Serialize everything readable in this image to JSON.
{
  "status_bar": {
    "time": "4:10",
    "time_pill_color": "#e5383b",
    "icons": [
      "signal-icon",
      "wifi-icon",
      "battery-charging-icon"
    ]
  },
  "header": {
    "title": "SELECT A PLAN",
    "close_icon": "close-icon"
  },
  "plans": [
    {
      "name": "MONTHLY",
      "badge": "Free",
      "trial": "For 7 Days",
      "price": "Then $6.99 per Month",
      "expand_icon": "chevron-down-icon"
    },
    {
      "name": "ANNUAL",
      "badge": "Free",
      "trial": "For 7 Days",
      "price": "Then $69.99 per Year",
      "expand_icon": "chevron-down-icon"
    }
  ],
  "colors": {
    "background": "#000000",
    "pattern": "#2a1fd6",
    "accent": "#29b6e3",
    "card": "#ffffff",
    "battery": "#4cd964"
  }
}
□ □ □ □ □
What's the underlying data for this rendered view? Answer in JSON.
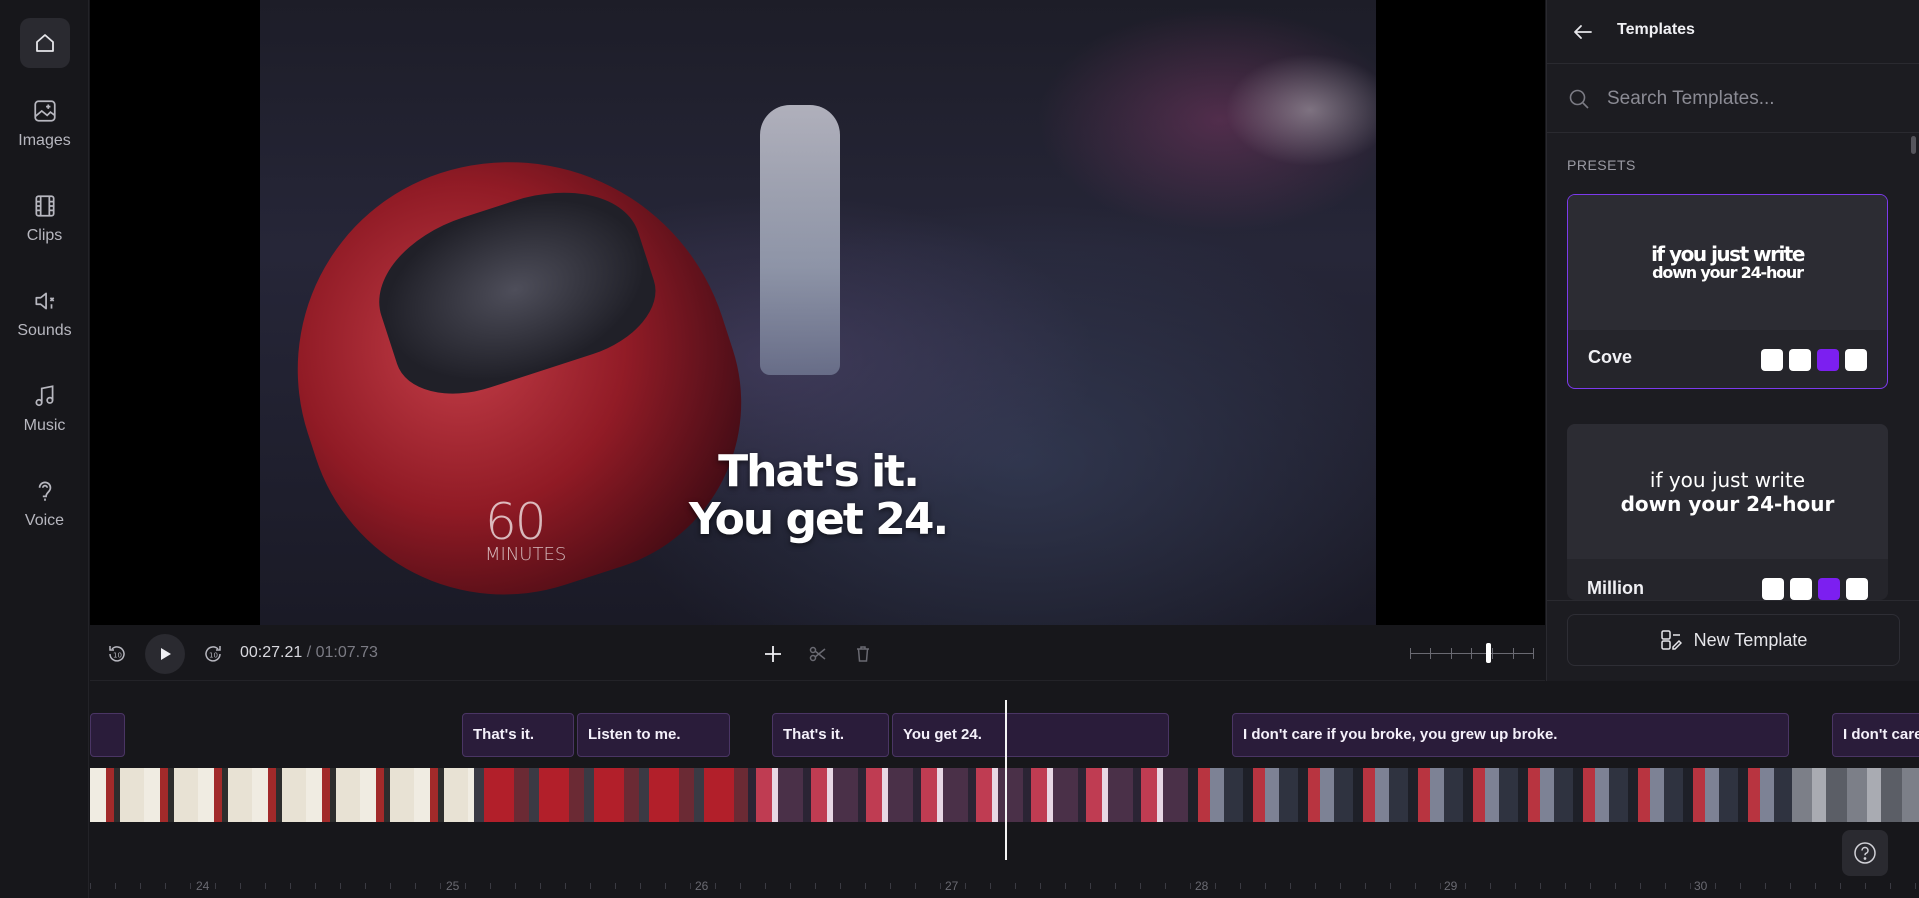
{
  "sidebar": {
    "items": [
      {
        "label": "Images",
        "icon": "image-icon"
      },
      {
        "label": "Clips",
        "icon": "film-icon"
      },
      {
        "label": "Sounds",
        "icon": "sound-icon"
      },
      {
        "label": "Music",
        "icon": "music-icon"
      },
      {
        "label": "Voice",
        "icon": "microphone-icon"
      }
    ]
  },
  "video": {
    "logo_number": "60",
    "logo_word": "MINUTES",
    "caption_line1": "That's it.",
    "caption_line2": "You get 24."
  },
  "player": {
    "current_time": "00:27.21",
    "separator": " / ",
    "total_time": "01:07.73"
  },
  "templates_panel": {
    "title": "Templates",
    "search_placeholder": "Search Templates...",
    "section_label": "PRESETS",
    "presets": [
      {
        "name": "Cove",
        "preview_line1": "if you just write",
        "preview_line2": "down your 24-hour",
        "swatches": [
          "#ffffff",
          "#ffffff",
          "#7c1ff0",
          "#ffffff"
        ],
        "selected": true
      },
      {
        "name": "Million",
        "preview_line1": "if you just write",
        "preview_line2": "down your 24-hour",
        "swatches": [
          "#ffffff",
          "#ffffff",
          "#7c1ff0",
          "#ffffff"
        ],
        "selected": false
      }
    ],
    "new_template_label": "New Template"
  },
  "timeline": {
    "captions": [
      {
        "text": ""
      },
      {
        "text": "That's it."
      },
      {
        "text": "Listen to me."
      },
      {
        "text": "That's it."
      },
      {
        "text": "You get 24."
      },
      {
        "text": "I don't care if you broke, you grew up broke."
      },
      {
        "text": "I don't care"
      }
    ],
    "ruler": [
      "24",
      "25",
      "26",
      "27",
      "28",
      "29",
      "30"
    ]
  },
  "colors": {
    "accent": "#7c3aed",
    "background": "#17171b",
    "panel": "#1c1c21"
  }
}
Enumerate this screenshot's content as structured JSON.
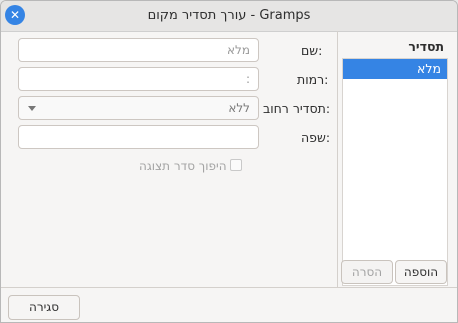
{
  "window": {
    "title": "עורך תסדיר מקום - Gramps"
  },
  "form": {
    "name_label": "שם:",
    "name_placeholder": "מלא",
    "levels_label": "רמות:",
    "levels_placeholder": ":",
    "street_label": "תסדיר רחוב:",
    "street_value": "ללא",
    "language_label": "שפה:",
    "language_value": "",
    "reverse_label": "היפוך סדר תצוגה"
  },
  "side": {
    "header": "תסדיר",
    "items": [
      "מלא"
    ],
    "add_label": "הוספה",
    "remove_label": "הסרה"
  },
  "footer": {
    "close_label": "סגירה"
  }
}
□ □ □ □ □
* WHAT TO PRODUCE:
State the count of lines holding the string "text" in the listing above, and nothing else.

* EXPECTED ANSWER:
7